» **REQUIRED TASK**
Separate out the lines that hold "JSON".

» **PROVIDED DATA**
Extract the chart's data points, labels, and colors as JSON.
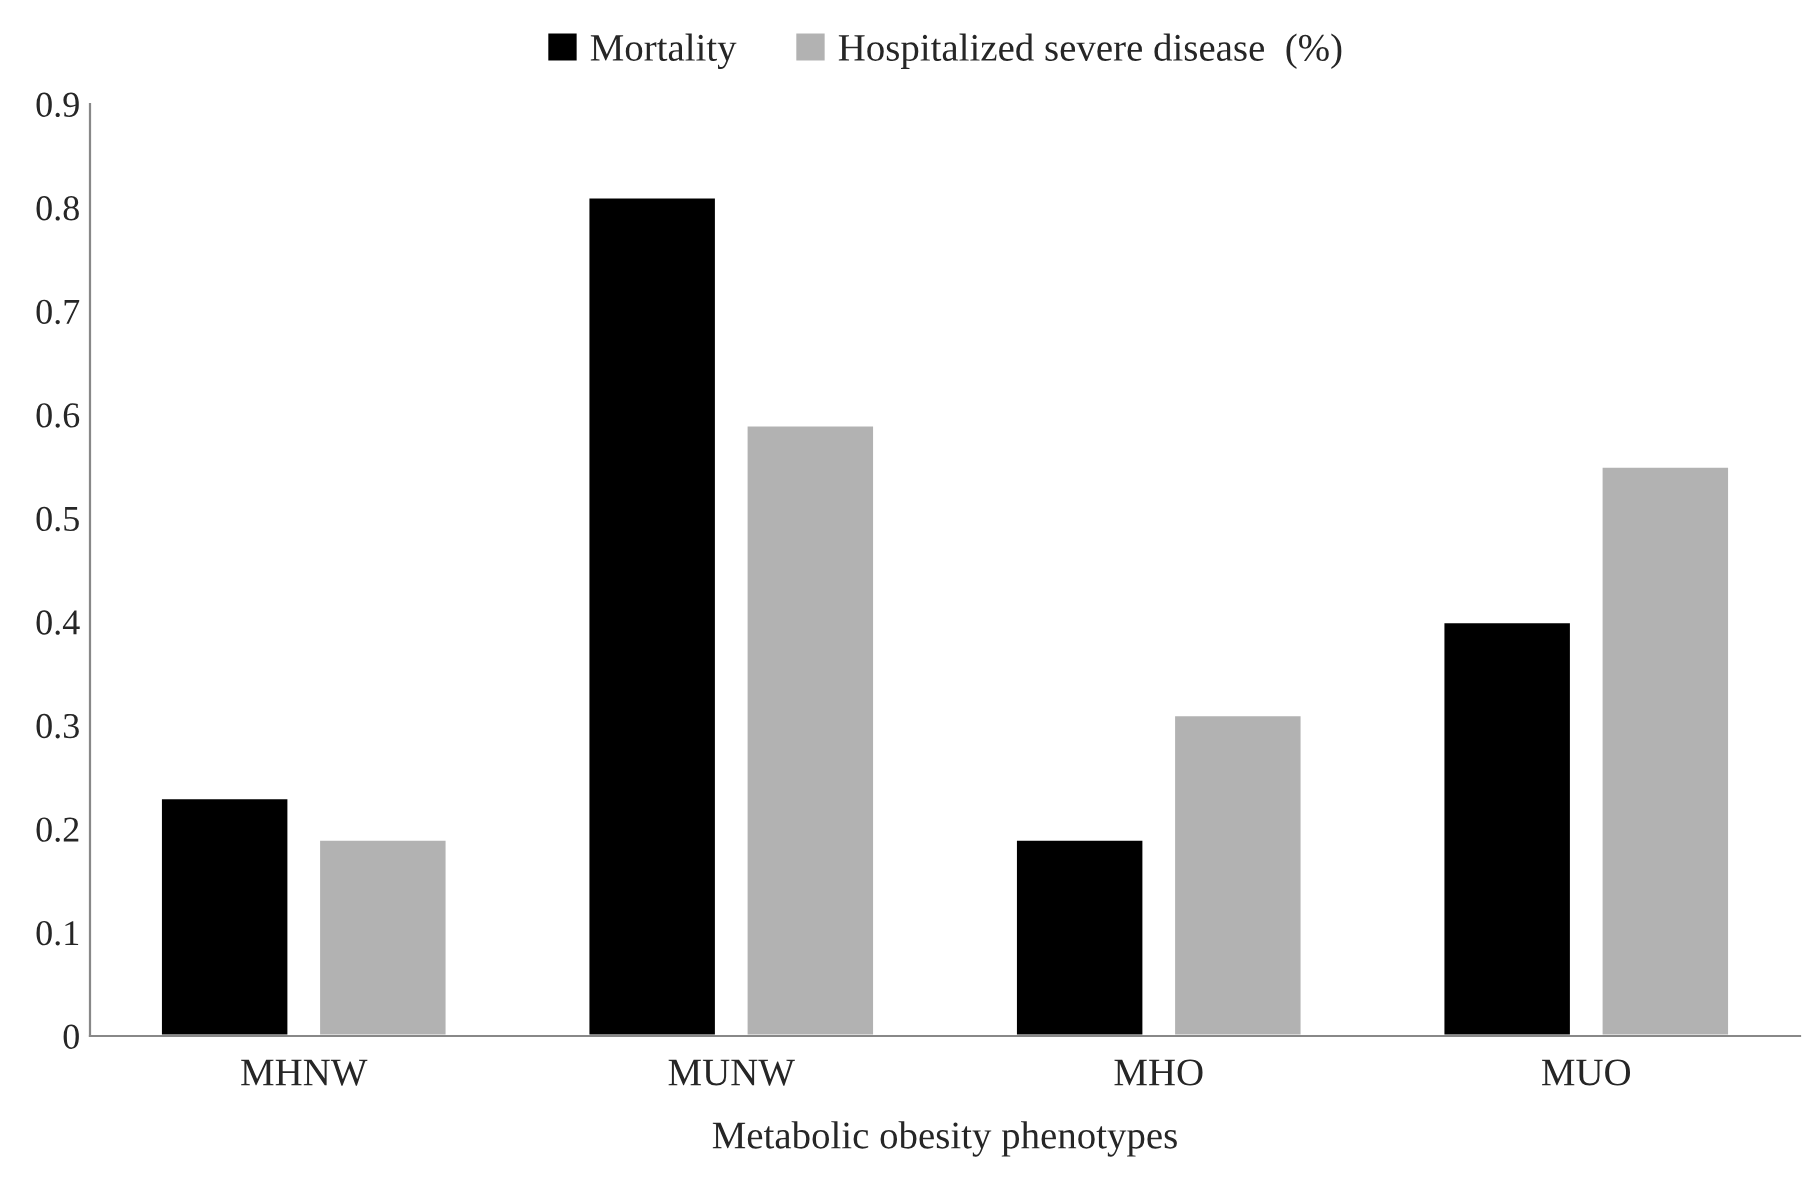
{
  "chart_data": {
    "type": "bar",
    "xlabel": "Metabolic obesity phenotypes",
    "categories": [
      "MHNW",
      "MUNW",
      "MHO",
      "MUO"
    ],
    "series": [
      {
        "name": "Mortality",
        "color": "#000000",
        "values": [
          0.23,
          0.81,
          0.19,
          0.4
        ]
      },
      {
        "name": "Hospitalized severe disease  (%)",
        "color": "#b2b2b2",
        "values": [
          0.19,
          0.59,
          0.31,
          0.55
        ]
      }
    ],
    "ylim": [
      0,
      0.9
    ],
    "yticks": [
      0,
      0.1,
      0.2,
      0.3,
      0.4,
      0.5,
      0.6,
      0.7,
      0.8,
      0.9
    ],
    "grid": false,
    "legend": "top"
  }
}
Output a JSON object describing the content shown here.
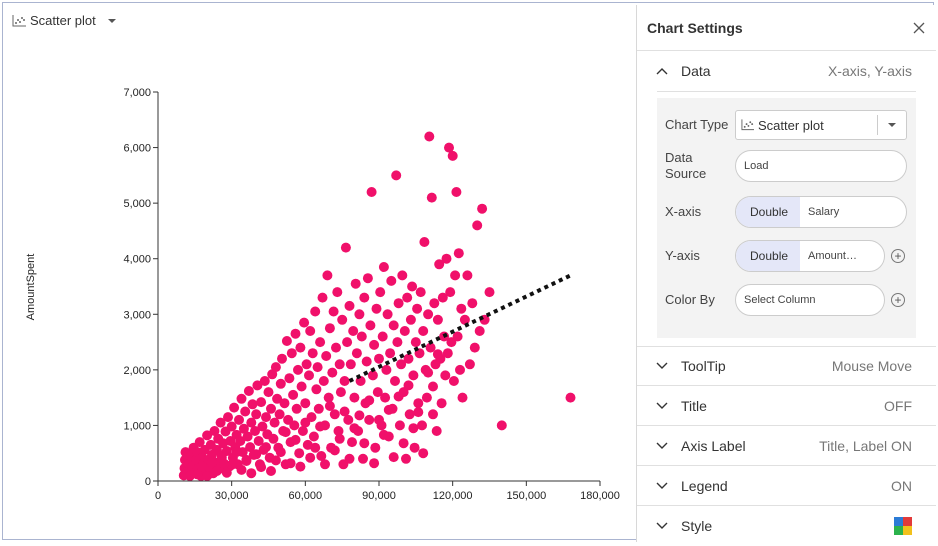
{
  "chart_type_selector": {
    "label": "Scatter plot"
  },
  "panel": {
    "title": "Chart Settings",
    "data_section": {
      "label": "Data",
      "summary": "X-axis, Y-axis",
      "chart_type_label": "Chart Type",
      "chart_type_value": "Scatter plot",
      "data_source_label": "Data Source",
      "data_source_value": "Load",
      "x_axis_label": "X-axis",
      "x_axis_type": "Double",
      "x_axis_column": "Salary",
      "y_axis_label": "Y-axis",
      "y_axis_type": "Double",
      "y_axis_column": "Amount…",
      "color_by_label": "Color By",
      "color_by_value": "Select Column"
    },
    "sections": [
      {
        "label": "ToolTip",
        "value": "Mouse Move"
      },
      {
        "label": "Title",
        "value": "OFF"
      },
      {
        "label": "Axis Label",
        "value": "Title, Label ON"
      },
      {
        "label": "Legend",
        "value": "ON"
      },
      {
        "label": "Style",
        "value": ""
      }
    ],
    "style_swatch_colors": [
      "#2b7bd6",
      "#e23a3a",
      "#2bb24c",
      "#f2c11c"
    ]
  },
  "chart_data": {
    "type": "scatter",
    "title": "",
    "xlabel": "",
    "ylabel": "AmountSpent",
    "xlim": [
      0,
      180000
    ],
    "ylim": [
      0,
      7000
    ],
    "x_ticks": [
      0,
      30000,
      60000,
      90000,
      120000,
      150000,
      180000
    ],
    "x_tick_labels": [
      "0",
      "30,000",
      "60,000",
      "90,000",
      "120,000",
      "150,000",
      "180,000"
    ],
    "y_ticks": [
      0,
      1000,
      2000,
      3000,
      4000,
      5000,
      6000,
      7000
    ],
    "y_tick_labels": [
      "0",
      "1,000",
      "2,000",
      "3,000",
      "4,000",
      "5,000",
      "6,000",
      "7,000"
    ],
    "point_color": "#f0106a",
    "trendline": {
      "style": "dotted",
      "color": "#111111",
      "x": [
        78000,
        168000
      ],
      "y": [
        1800,
        3700
      ]
    },
    "points": [
      [
        10500,
        100
      ],
      [
        10800,
        230
      ],
      [
        11000,
        380
      ],
      [
        11200,
        520
      ],
      [
        12000,
        180
      ],
      [
        12500,
        310
      ],
      [
        13000,
        90
      ],
      [
        13400,
        450
      ],
      [
        14000,
        260
      ],
      [
        14500,
        600
      ],
      [
        15000,
        150
      ],
      [
        15500,
        380
      ],
      [
        16000,
        520
      ],
      [
        16500,
        230
      ],
      [
        17000,
        700
      ],
      [
        17500,
        90
      ],
      [
        18000,
        420
      ],
      [
        18500,
        310
      ],
      [
        19000,
        560
      ],
      [
        19500,
        180
      ],
      [
        20000,
        820
      ],
      [
        20500,
        380
      ],
      [
        21000,
        240
      ],
      [
        21500,
        650
      ],
      [
        22000,
        470
      ],
      [
        22500,
        140
      ],
      [
        23000,
        900
      ],
      [
        23500,
        330
      ],
      [
        24000,
        560
      ],
      [
        24500,
        760
      ],
      [
        25000,
        220
      ],
      [
        25500,
        1050
      ],
      [
        26000,
        460
      ],
      [
        26500,
        680
      ],
      [
        27000,
        310
      ],
      [
        27500,
        890
      ],
      [
        28000,
        540
      ],
      [
        28500,
        1150
      ],
      [
        29000,
        260
      ],
      [
        29500,
        720
      ],
      [
        30000,
        980
      ],
      [
        30500,
        420
      ],
      [
        31000,
        1320
      ],
      [
        31500,
        610
      ],
      [
        32000,
        830
      ],
      [
        32500,
        300
      ],
      [
        33000,
        1100
      ],
      [
        33500,
        720
      ],
      [
        34000,
        1480
      ],
      [
        34500,
        520
      ],
      [
        35000,
        940
      ],
      [
        35500,
        1250
      ],
      [
        36000,
        380
      ],
      [
        36500,
        800
      ],
      [
        37000,
        1620
      ],
      [
        37500,
        610
      ],
      [
        38000,
        1050
      ],
      [
        38500,
        1380
      ],
      [
        39000,
        470
      ],
      [
        39500,
        900
      ],
      [
        40000,
        1200
      ],
      [
        40500,
        1720
      ],
      [
        41000,
        720
      ],
      [
        41500,
        300
      ],
      [
        42000,
        1420
      ],
      [
        42500,
        980
      ],
      [
        43000,
        560
      ],
      [
        43500,
        1800
      ],
      [
        44000,
        1150
      ],
      [
        44500,
        840
      ],
      [
        45000,
        1600
      ],
      [
        45500,
        420
      ],
      [
        46000,
        1300
      ],
      [
        46500,
        1920
      ],
      [
        47000,
        760
      ],
      [
        47500,
        1050
      ],
      [
        48000,
        2050
      ],
      [
        48500,
        1480
      ],
      [
        49000,
        600
      ],
      [
        49500,
        1200
      ],
      [
        50000,
        1750
      ],
      [
        50500,
        2200
      ],
      [
        51000,
        900
      ],
      [
        51500,
        1400
      ],
      [
        52000,
        300
      ],
      [
        52500,
        2520
      ],
      [
        53000,
        1100
      ],
      [
        53500,
        1850
      ],
      [
        54000,
        700
      ],
      [
        54500,
        2300
      ],
      [
        55000,
        1550
      ],
      [
        55500,
        1000
      ],
      [
        56000,
        2650
      ],
      [
        56500,
        1300
      ],
      [
        57000,
        2000
      ],
      [
        57500,
        500
      ],
      [
        58000,
        2400
      ],
      [
        58500,
        1700
      ],
      [
        59000,
        900
      ],
      [
        59500,
        2850
      ],
      [
        60000,
        1400
      ],
      [
        60500,
        2100
      ],
      [
        61000,
        650
      ],
      [
        61500,
        1900
      ],
      [
        62000,
        2700
      ],
      [
        62500,
        1150
      ],
      [
        63000,
        2300
      ],
      [
        63500,
        800
      ],
      [
        64000,
        3050
      ],
      [
        64500,
        1650
      ],
      [
        65000,
        2050
      ],
      [
        65500,
        1300
      ],
      [
        66000,
        2500
      ],
      [
        66500,
        450
      ],
      [
        67000,
        3300
      ],
      [
        67500,
        1800
      ],
      [
        68000,
        1000
      ],
      [
        68500,
        2250
      ],
      [
        69000,
        3700
      ],
      [
        69500,
        1500
      ],
      [
        70000,
        2750
      ],
      [
        70500,
        600
      ],
      [
        71000,
        1950
      ],
      [
        71500,
        3050
      ],
      [
        72000,
        1200
      ],
      [
        72500,
        2400
      ],
      [
        73000,
        3400
      ],
      [
        73500,
        900
      ],
      [
        74000,
        2100
      ],
      [
        74500,
        1600
      ],
      [
        75000,
        2900
      ],
      [
        75500,
        300
      ],
      [
        76000,
        1800
      ],
      [
        76500,
        4200
      ],
      [
        77000,
        2500
      ],
      [
        77500,
        1100
      ],
      [
        78000,
        3150
      ],
      [
        78500,
        2100
      ],
      [
        79000,
        700
      ],
      [
        79500,
        2700
      ],
      [
        80000,
        1500
      ],
      [
        80500,
        3550
      ],
      [
        81000,
        2300
      ],
      [
        81500,
        900
      ],
      [
        82000,
        3000
      ],
      [
        82500,
        1800
      ],
      [
        83000,
        2600
      ],
      [
        83500,
        400
      ],
      [
        84000,
        3300
      ],
      [
        84500,
        1400
      ],
      [
        85000,
        2150
      ],
      [
        85500,
        3650
      ],
      [
        86000,
        1100
      ],
      [
        86500,
        2800
      ],
      [
        87000,
        5200
      ],
      [
        87500,
        1900
      ],
      [
        88000,
        2450
      ],
      [
        88500,
        600
      ],
      [
        89000,
        3100
      ],
      [
        89500,
        1600
      ],
      [
        90000,
        2200
      ],
      [
        90500,
        3400
      ],
      [
        91000,
        1000
      ],
      [
        91500,
        2600
      ],
      [
        92000,
        3850
      ],
      [
        92500,
        1500
      ],
      [
        93000,
        2000
      ],
      [
        93500,
        3000
      ],
      [
        94000,
        800
      ],
      [
        94500,
        2300
      ],
      [
        95000,
        3600
      ],
      [
        95500,
        1300
      ],
      [
        96000,
        2800
      ],
      [
        96500,
        1800
      ],
      [
        97000,
        5500
      ],
      [
        97500,
        2500
      ],
      [
        98000,
        3200
      ],
      [
        98500,
        1000
      ],
      [
        99000,
        2100
      ],
      [
        99500,
        3700
      ],
      [
        100000,
        1600
      ],
      [
        100500,
        2700
      ],
      [
        101000,
        400
      ],
      [
        101500,
        3300
      ],
      [
        102000,
        2200
      ],
      [
        102500,
        1200
      ],
      [
        103000,
        2900
      ],
      [
        103500,
        3500
      ],
      [
        104000,
        1900
      ],
      [
        104500,
        600
      ],
      [
        105000,
        2500
      ],
      [
        105500,
        3100
      ],
      [
        106000,
        1400
      ],
      [
        106500,
        2300
      ],
      [
        107000,
        3400
      ],
      [
        107500,
        1000
      ],
      [
        108000,
        2700
      ],
      [
        108500,
        4300
      ],
      [
        109000,
        2000
      ],
      [
        109500,
        1500
      ],
      [
        110000,
        3000
      ],
      [
        110500,
        6200
      ],
      [
        111000,
        2400
      ],
      [
        111500,
        5100
      ],
      [
        112000,
        1700
      ],
      [
        112500,
        3200
      ],
      [
        113000,
        2100
      ],
      [
        113500,
        900
      ],
      [
        114000,
        2900
      ],
      [
        114500,
        3900
      ],
      [
        115000,
        2200
      ],
      [
        115500,
        1400
      ],
      [
        116000,
        3300
      ],
      [
        116500,
        2600
      ],
      [
        117000,
        1900
      ],
      [
        117500,
        4000
      ],
      [
        118000,
        2300
      ],
      [
        118500,
        6000
      ],
      [
        119000,
        3400
      ],
      [
        119500,
        2500
      ],
      [
        120000,
        5850
      ],
      [
        120500,
        1800
      ],
      [
        121000,
        3700
      ],
      [
        121500,
        5200
      ],
      [
        122000,
        2600
      ],
      [
        122500,
        4100
      ],
      [
        123000,
        2000
      ],
      [
        123500,
        3100
      ],
      [
        124000,
        1500
      ],
      [
        125000,
        2900
      ],
      [
        126000,
        3700
      ],
      [
        127000,
        2100
      ],
      [
        128000,
        3200
      ],
      [
        129000,
        2400
      ],
      [
        130000,
        4600
      ],
      [
        131000,
        2700
      ],
      [
        132000,
        4900
      ],
      [
        133000,
        2900
      ],
      [
        135000,
        3400
      ],
      [
        140000,
        1000
      ],
      [
        168000,
        1500
      ],
      [
        16000,
        120
      ],
      [
        18000,
        260
      ],
      [
        20000,
        90
      ],
      [
        22000,
        330
      ],
      [
        24000,
        180
      ],
      [
        26000,
        420
      ],
      [
        28000,
        150
      ],
      [
        30000,
        290
      ],
      [
        32000,
        520
      ],
      [
        34000,
        200
      ],
      [
        36000,
        360
      ],
      [
        38000,
        140
      ],
      [
        40000,
        480
      ],
      [
        42000,
        250
      ],
      [
        44000,
        610
      ],
      [
        46000,
        180
      ],
      [
        48000,
        370
      ],
      [
        50000,
        520
      ],
      [
        52000,
        880
      ],
      [
        54000,
        320
      ],
      [
        56000,
        740
      ],
      [
        58000,
        260
      ],
      [
        60000,
        1050
      ],
      [
        62000,
        420
      ],
      [
        64000,
        600
      ],
      [
        66000,
        980
      ],
      [
        68000,
        300
      ],
      [
        70000,
        1350
      ],
      [
        72000,
        550
      ],
      [
        74000,
        760
      ],
      [
        76000,
        1250
      ],
      [
        78000,
        400
      ],
      [
        80000,
        950
      ],
      [
        82000,
        1180
      ],
      [
        84000,
        680
      ],
      [
        86000,
        1450
      ],
      [
        88000,
        320
      ],
      [
        90000,
        1100
      ],
      [
        92000,
        830
      ],
      [
        94000,
        1280
      ],
      [
        96000,
        430
      ],
      [
        98000,
        1520
      ],
      [
        100000,
        680
      ],
      [
        102000,
        1720
      ],
      [
        104000,
        950
      ],
      [
        106000,
        1240
      ],
      [
        108000,
        500
      ],
      [
        110000,
        1950
      ],
      [
        112000,
        1200
      ],
      [
        114000,
        2280
      ]
    ]
  }
}
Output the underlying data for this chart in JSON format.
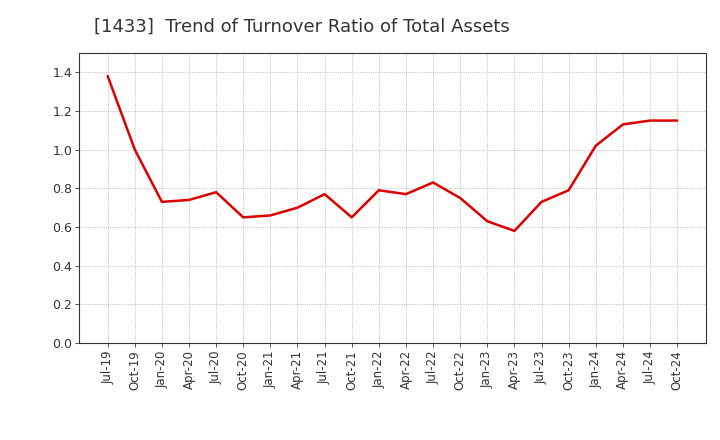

» **EXERCISE OUTPUT**
Extract the chart's data points, labels, and colors as JSON.
Output a JSON object describing the content shown here.
Output the underlying data for this chart in JSON format.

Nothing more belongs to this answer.